Your instructions
Lift every line from the entries that includes the word "Остатки".

Supplied data

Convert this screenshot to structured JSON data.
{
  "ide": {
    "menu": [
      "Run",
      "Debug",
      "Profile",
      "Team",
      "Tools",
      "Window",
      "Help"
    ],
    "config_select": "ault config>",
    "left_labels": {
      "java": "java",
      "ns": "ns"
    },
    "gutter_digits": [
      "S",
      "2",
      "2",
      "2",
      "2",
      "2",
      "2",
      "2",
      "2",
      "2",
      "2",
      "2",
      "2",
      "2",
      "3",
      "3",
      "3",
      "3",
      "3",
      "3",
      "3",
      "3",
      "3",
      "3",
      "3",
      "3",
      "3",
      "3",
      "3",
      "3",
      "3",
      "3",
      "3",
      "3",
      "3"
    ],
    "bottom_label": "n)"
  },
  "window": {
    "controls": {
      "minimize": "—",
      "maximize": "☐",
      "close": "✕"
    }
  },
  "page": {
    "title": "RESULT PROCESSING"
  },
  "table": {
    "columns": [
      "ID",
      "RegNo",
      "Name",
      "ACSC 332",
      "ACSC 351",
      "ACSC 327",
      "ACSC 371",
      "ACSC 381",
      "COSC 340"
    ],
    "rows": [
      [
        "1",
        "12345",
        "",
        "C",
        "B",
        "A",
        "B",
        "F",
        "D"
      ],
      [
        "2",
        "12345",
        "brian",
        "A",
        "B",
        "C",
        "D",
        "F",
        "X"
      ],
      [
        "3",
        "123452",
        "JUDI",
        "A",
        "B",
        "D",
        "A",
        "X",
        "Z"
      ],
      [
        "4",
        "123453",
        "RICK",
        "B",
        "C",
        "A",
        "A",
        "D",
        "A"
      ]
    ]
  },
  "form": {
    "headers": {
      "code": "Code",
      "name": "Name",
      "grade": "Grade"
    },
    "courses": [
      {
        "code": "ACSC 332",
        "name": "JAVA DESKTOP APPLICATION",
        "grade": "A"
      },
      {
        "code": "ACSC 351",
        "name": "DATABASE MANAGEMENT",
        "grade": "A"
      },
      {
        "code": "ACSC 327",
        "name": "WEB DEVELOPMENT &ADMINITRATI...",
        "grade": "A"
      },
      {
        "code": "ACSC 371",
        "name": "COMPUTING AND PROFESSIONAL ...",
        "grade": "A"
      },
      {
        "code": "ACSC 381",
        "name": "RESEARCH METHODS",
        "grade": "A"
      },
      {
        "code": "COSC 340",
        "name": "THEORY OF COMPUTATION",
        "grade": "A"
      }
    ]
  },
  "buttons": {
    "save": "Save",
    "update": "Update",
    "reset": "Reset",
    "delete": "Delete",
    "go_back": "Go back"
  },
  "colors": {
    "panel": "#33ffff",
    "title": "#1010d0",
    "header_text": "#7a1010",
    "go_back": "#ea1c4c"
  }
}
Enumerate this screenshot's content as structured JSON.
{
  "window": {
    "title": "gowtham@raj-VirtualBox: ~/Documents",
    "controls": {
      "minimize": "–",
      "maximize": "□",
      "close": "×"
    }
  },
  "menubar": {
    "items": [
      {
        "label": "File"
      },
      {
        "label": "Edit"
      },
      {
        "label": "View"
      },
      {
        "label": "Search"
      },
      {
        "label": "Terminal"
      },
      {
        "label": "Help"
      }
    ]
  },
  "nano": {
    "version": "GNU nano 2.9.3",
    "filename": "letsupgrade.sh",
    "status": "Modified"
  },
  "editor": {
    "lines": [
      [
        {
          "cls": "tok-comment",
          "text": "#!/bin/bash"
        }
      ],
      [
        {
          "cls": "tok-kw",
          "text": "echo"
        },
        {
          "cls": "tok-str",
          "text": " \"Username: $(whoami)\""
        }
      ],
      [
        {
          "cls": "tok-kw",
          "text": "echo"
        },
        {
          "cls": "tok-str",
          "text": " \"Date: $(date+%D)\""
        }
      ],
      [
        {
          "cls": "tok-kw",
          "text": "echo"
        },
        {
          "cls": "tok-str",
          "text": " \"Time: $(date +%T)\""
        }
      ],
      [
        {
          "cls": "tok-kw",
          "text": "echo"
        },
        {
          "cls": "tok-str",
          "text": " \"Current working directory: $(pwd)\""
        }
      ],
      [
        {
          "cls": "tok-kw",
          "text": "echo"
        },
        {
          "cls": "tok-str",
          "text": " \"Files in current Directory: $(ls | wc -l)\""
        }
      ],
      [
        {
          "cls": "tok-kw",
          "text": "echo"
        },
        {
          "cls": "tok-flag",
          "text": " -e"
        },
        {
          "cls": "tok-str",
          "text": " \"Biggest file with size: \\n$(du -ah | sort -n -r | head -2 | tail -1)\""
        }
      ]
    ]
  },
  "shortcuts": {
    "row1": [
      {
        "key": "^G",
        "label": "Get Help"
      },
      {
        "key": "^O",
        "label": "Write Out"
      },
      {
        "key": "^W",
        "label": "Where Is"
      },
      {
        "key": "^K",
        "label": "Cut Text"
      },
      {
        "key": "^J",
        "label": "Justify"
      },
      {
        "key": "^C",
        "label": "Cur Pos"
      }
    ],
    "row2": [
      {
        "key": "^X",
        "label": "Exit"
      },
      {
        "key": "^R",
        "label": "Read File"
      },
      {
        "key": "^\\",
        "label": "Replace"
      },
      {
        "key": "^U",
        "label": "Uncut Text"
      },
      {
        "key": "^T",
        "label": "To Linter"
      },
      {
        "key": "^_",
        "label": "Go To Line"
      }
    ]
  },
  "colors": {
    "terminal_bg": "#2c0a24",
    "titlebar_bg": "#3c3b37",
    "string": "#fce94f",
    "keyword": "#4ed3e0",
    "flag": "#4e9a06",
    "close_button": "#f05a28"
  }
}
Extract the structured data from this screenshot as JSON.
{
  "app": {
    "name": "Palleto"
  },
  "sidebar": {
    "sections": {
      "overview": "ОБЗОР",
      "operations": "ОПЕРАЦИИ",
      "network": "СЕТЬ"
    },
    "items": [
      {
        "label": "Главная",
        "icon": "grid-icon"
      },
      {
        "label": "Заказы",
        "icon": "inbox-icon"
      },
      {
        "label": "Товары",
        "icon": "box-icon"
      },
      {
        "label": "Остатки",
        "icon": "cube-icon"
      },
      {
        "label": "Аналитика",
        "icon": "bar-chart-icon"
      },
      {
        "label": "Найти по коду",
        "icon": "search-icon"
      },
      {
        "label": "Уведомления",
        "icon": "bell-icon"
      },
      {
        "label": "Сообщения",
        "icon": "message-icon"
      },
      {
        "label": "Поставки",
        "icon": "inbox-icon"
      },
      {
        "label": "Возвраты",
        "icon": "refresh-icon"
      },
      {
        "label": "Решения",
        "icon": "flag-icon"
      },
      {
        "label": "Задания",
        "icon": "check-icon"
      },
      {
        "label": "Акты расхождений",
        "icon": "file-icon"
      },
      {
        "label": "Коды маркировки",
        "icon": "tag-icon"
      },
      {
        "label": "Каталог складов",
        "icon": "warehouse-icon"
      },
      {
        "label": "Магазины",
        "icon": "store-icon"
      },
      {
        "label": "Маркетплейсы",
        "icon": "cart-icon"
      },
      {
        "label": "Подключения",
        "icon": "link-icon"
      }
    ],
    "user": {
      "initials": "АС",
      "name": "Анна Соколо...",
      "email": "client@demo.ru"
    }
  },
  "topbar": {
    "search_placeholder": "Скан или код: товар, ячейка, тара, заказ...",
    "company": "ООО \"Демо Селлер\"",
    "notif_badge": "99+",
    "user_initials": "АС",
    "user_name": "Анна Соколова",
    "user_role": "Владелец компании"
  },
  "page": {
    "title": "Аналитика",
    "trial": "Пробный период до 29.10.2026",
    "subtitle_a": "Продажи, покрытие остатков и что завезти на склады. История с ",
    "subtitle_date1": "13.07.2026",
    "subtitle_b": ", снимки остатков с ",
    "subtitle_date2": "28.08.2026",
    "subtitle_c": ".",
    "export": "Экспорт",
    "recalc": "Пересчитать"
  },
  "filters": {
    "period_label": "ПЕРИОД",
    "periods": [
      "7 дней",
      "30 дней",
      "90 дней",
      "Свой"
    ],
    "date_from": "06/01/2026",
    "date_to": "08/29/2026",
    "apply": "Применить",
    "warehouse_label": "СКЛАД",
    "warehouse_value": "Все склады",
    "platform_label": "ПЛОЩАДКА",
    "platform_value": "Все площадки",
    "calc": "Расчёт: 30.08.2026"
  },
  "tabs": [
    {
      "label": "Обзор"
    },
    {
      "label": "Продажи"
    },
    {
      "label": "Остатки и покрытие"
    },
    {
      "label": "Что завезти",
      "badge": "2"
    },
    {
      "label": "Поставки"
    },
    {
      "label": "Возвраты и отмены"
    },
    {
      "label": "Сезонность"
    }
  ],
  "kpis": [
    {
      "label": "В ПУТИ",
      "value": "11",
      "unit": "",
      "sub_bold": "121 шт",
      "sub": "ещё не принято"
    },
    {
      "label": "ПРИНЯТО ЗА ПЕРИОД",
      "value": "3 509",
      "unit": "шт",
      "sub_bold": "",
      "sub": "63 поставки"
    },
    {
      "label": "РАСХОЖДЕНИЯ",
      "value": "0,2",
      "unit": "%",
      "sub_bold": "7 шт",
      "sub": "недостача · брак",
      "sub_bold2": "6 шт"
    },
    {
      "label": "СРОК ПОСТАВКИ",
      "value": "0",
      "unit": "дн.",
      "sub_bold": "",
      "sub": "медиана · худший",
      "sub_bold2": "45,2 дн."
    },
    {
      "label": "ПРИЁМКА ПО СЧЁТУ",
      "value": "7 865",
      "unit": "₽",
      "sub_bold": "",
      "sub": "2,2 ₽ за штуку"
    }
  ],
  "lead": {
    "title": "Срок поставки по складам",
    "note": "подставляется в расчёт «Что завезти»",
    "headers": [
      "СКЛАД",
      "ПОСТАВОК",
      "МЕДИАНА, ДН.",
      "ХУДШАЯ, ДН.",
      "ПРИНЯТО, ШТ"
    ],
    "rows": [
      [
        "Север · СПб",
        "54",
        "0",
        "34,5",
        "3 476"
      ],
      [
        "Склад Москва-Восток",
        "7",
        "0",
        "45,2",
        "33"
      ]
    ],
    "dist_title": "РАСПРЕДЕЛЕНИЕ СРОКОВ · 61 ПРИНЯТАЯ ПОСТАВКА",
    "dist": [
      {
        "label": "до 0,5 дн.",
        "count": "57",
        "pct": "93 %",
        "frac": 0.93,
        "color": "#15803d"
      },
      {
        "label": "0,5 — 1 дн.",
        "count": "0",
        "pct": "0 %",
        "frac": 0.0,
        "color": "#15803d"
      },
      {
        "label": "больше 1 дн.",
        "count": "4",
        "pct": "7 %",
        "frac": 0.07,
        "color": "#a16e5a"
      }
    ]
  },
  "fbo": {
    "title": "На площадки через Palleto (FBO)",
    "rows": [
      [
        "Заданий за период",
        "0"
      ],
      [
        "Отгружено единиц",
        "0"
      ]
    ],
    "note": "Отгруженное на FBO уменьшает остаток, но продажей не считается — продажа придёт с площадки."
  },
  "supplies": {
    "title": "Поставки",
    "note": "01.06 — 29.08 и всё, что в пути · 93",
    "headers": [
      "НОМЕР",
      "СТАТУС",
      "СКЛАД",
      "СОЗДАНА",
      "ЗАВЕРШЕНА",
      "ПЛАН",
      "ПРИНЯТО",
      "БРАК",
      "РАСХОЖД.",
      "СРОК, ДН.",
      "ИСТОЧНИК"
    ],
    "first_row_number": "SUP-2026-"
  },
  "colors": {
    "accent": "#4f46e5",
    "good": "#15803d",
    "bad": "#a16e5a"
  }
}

Task solution
        "label": "Остатки",
      "label": "Остатки и покрытие"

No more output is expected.